GOAL OF THE EXERCISE: Check each line of the listing below for the string "sklearn", and copy the ones that have it.

DATASET ENTRIES:
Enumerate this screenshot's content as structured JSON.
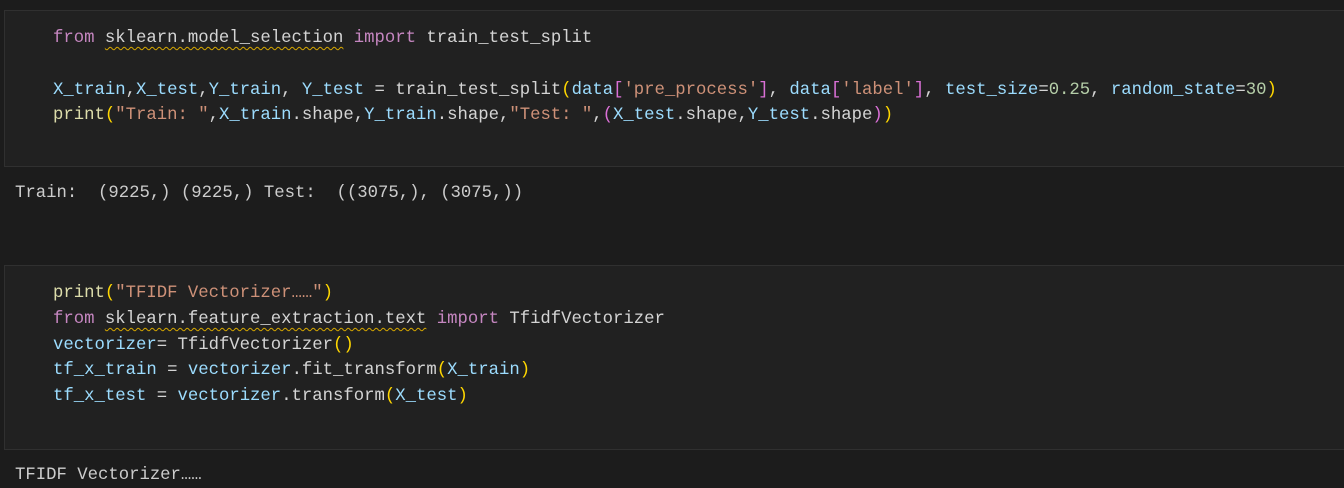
{
  "cells": [
    {
      "lines": [
        [
          [
            "kw",
            "from"
          ],
          [
            "pl",
            " "
          ],
          [
            "mod",
            "sklearn.model_selection"
          ],
          [
            "pl",
            " "
          ],
          [
            "kw",
            "import"
          ],
          [
            "pl",
            " train_test_split"
          ]
        ],
        [],
        [
          [
            "var",
            "X_train"
          ],
          [
            "pl",
            ","
          ],
          [
            "var",
            "X_test"
          ],
          [
            "pl",
            ","
          ],
          [
            "var",
            "Y_train"
          ],
          [
            "pl",
            ", "
          ],
          [
            "var",
            "Y_test"
          ],
          [
            "pl",
            " = train_test_split"
          ],
          [
            "b1",
            "("
          ],
          [
            "var",
            "data"
          ],
          [
            "b2",
            "["
          ],
          [
            "str",
            "'pre_process'"
          ],
          [
            "b2",
            "]"
          ],
          [
            "pl",
            ", "
          ],
          [
            "var",
            "data"
          ],
          [
            "b2",
            "["
          ],
          [
            "str",
            "'label'"
          ],
          [
            "b2",
            "]"
          ],
          [
            "pl",
            ", "
          ],
          [
            "var",
            "test_size"
          ],
          [
            "pl",
            "="
          ],
          [
            "num",
            "0.25"
          ],
          [
            "pl",
            ", "
          ],
          [
            "var",
            "random_state"
          ],
          [
            "pl",
            "="
          ],
          [
            "num",
            "30"
          ],
          [
            "b1",
            ")"
          ]
        ],
        [
          [
            "fn",
            "print"
          ],
          [
            "b1",
            "("
          ],
          [
            "str",
            "\"Train: \""
          ],
          [
            "pl",
            ","
          ],
          [
            "var",
            "X_train"
          ],
          [
            "pl",
            ".shape,"
          ],
          [
            "var",
            "Y_train"
          ],
          [
            "pl",
            ".shape,"
          ],
          [
            "str",
            "\"Test: \""
          ],
          [
            "pl",
            ","
          ],
          [
            "b2",
            "("
          ],
          [
            "var",
            "X_test"
          ],
          [
            "pl",
            ".shape,"
          ],
          [
            "var",
            "Y_test"
          ],
          [
            "pl",
            ".shape"
          ],
          [
            "b2",
            ")"
          ],
          [
            "b1",
            ")"
          ]
        ]
      ],
      "output": "Train:  (9225,) (9225,) Test:  ((3075,), (3075,))"
    },
    {
      "lines": [
        [
          [
            "fn",
            "print"
          ],
          [
            "b1",
            "("
          ],
          [
            "str",
            "\"TFIDF Vectorizer……\""
          ],
          [
            "b1",
            ")"
          ]
        ],
        [
          [
            "kw",
            "from"
          ],
          [
            "pl",
            " "
          ],
          [
            "mod",
            "sklearn.feature_extraction.text"
          ],
          [
            "pl",
            " "
          ],
          [
            "kw",
            "import"
          ],
          [
            "pl",
            " TfidfVectorizer"
          ]
        ],
        [
          [
            "var",
            "vectorizer"
          ],
          [
            "pl",
            "= TfidfVectorizer"
          ],
          [
            "b1",
            "()"
          ]
        ],
        [
          [
            "var",
            "tf_x_train"
          ],
          [
            "pl",
            " = "
          ],
          [
            "var",
            "vectorizer"
          ],
          [
            "pl",
            ".fit_transform"
          ],
          [
            "b1",
            "("
          ],
          [
            "var",
            "X_train"
          ],
          [
            "b1",
            ")"
          ]
        ],
        [
          [
            "var",
            "tf_x_test"
          ],
          [
            "pl",
            " = "
          ],
          [
            "var",
            "vectorizer"
          ],
          [
            "pl",
            ".transform"
          ],
          [
            "b1",
            "("
          ],
          [
            "var",
            "X_test"
          ],
          [
            "b1",
            ")"
          ]
        ]
      ],
      "output": "TFIDF Vectorizer……"
    }
  ]
}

COMPLETED TASK:
            "sklearn.model_selection"
            "sklearn.feature_extraction.text"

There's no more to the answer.